>>>

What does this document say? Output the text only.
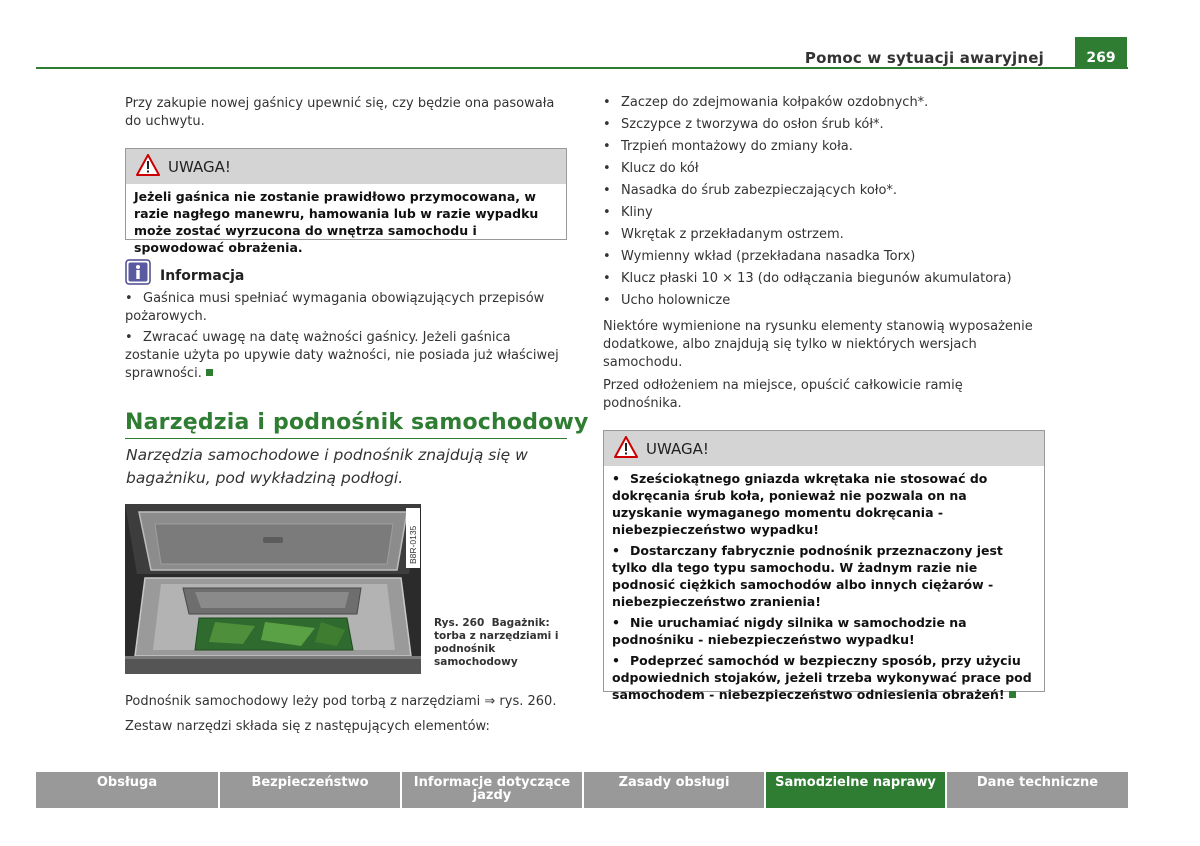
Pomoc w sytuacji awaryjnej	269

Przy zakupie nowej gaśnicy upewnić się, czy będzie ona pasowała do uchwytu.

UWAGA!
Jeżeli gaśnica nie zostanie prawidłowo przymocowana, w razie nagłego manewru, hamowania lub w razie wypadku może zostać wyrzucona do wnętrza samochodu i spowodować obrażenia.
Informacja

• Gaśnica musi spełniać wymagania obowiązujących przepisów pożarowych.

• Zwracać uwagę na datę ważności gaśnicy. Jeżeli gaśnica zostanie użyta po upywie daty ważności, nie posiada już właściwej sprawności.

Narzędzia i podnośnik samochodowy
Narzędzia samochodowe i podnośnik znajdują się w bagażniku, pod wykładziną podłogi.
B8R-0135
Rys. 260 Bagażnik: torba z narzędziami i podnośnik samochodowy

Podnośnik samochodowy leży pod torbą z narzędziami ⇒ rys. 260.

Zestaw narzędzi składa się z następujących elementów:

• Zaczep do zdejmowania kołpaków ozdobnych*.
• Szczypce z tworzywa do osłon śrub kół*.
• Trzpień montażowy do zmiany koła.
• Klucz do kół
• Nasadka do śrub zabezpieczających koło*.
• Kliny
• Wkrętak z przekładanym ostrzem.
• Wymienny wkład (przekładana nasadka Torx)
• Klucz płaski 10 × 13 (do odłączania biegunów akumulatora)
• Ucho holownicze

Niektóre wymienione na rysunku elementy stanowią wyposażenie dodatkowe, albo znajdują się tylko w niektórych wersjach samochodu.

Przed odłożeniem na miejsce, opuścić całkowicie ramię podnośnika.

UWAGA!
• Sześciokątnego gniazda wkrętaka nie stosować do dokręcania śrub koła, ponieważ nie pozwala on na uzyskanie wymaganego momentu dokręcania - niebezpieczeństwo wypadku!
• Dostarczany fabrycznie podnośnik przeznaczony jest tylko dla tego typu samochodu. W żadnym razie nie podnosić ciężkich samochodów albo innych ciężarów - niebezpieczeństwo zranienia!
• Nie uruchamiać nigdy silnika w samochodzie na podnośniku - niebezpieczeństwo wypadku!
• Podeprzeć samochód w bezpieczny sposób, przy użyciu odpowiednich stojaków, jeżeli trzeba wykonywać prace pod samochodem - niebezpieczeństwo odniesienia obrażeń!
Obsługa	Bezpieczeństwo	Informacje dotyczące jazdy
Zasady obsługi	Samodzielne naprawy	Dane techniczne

<<<

Given task »
List all lines from the entries that include the word "narzędziami".

The response »
Rys. 260 Bagażnik: torba z narzędziami i podnośnik samochodowy
Podnośnik samochodowy leży pod torbą z narzędziami ⇒ rys. 260.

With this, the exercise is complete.